• Exercise prompt: Every entry below should be repeated exactly; the pictures should not.

* START Provided entries *

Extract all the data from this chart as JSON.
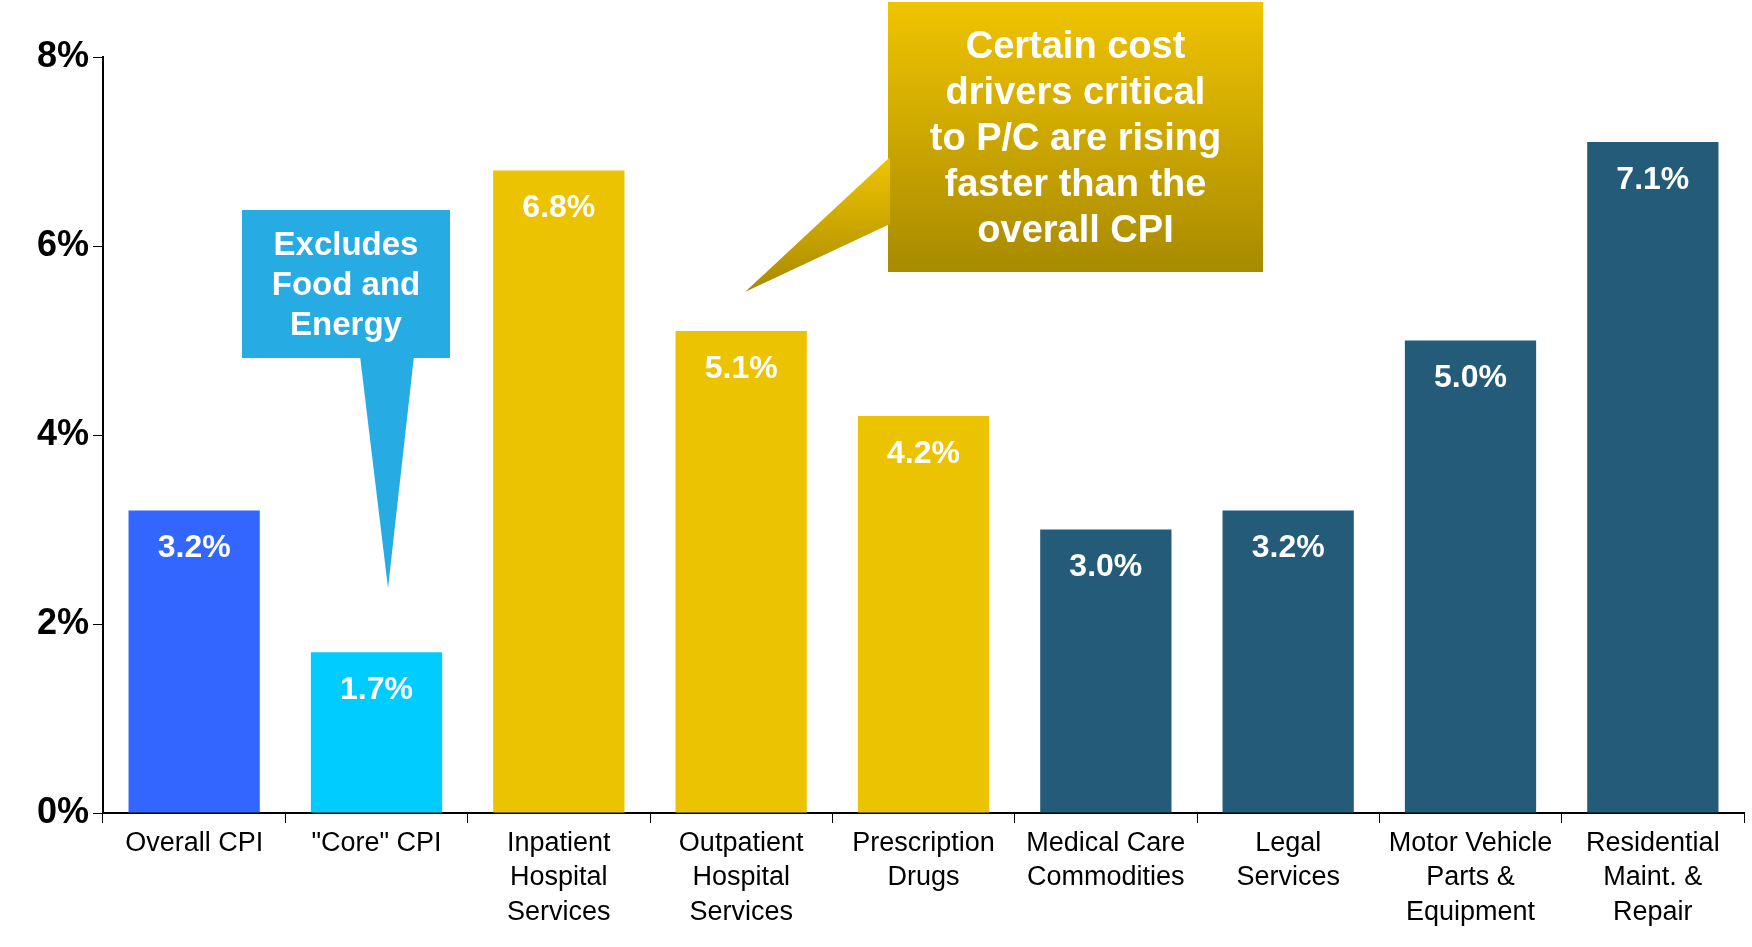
{
  "chart_data": {
    "type": "bar",
    "categories": [
      "Overall CPI",
      "\"Core\" CPI",
      "Inpatient\nHospital\nServices",
      "Outpatient\nHospital\nServices",
      "Prescription\nDrugs",
      "Medical Care\nCommodities",
      "Legal\nServices",
      "Motor Vehicle\nParts &\nEquipment",
      "Residential\nMaint. &\nRepair"
    ],
    "values": [
      3.2,
      1.7,
      6.8,
      5.1,
      4.2,
      3.0,
      3.2,
      5.0,
      7.1
    ],
    "value_labels": [
      "3.2%",
      "1.7%",
      "6.8%",
      "5.1%",
      "4.2%",
      "3.0%",
      "3.2%",
      "5.0%",
      "7.1%"
    ],
    "colors": [
      "#3366ff",
      "#00ccff",
      "#ebc300",
      "#ebc300",
      "#ebc300",
      "#245b79",
      "#245b79",
      "#245b79",
      "#245b79"
    ],
    "ylim": [
      0,
      8
    ],
    "yticks": [
      {
        "value": 0,
        "label": "0%"
      },
      {
        "value": 2,
        "label": "2%"
      },
      {
        "value": 4,
        "label": "4%"
      },
      {
        "value": 6,
        "label": "6%"
      },
      {
        "value": 8,
        "label": "8%"
      }
    ],
    "grid": false,
    "legend": false,
    "annotations": [
      "Excludes\nFood and\nEnergy",
      "Certain cost\ndrivers critical\nto P/C are rising\nfaster than the\noverall CPI"
    ]
  }
}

* END Provided entries *

• Response to this exercise:
Extract all the data from this chart as JSON.
{
  "chart_data": {
    "type": "bar",
    "categories": [
      "Overall CPI",
      "\"Core\" CPI",
      "Inpatient\nHospital\nServices",
      "Outpatient\nHospital\nServices",
      "Prescription\nDrugs",
      "Medical Care\nCommodities",
      "Legal\nServices",
      "Motor Vehicle\nParts &\nEquipment",
      "Residential\nMaint. &\nRepair"
    ],
    "values": [
      3.2,
      1.7,
      6.8,
      5.1,
      4.2,
      3.0,
      3.2,
      5.0,
      7.1
    ],
    "value_labels": [
      "3.2%",
      "1.7%",
      "6.8%",
      "5.1%",
      "4.2%",
      "3.0%",
      "3.2%",
      "5.0%",
      "7.1%"
    ],
    "colors": [
      "#3366ff",
      "#00ccff",
      "#ebc300",
      "#ebc300",
      "#ebc300",
      "#245b79",
      "#245b79",
      "#245b79",
      "#245b79"
    ],
    "ylim": [
      0,
      8
    ],
    "yticks": [
      {
        "value": 0,
        "label": "0%"
      },
      {
        "value": 2,
        "label": "2%"
      },
      {
        "value": 4,
        "label": "4%"
      },
      {
        "value": 6,
        "label": "6%"
      },
      {
        "value": 8,
        "label": "8%"
      }
    ],
    "grid": false,
    "legend": false,
    "annotations": [
      "Excludes\nFood and\nEnergy",
      "Certain cost\ndrivers critical\nto P/C are rising\nfaster than the\noverall CPI"
    ]
  }
}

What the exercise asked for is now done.